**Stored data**

============================================================

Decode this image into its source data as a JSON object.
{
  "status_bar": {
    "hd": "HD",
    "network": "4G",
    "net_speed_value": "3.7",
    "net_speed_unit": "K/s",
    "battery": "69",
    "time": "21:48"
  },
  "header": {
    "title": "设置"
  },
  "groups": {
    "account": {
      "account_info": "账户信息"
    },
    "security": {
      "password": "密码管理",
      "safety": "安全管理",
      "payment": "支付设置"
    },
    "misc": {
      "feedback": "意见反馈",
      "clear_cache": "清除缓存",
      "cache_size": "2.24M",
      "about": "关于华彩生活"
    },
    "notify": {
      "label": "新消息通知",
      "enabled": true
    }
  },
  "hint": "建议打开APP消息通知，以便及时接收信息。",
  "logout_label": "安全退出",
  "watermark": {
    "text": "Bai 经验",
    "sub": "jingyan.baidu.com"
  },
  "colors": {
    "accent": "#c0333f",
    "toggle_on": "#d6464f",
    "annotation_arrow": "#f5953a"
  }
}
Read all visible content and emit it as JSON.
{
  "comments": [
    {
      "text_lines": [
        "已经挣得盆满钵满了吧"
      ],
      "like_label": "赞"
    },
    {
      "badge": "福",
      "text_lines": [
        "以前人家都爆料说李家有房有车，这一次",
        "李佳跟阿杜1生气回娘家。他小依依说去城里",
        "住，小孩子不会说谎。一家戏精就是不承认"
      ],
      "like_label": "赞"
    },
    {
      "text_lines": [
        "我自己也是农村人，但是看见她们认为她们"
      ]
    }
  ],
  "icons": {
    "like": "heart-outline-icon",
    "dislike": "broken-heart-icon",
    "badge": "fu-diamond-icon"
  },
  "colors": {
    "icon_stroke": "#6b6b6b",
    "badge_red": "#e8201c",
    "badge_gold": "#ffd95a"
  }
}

============================================================

Which lines hold the word "JSON"? Copy every one of them.

**Answer**
Decode this image into its source data as a JSON object.
Read all visible content and emit it as JSON.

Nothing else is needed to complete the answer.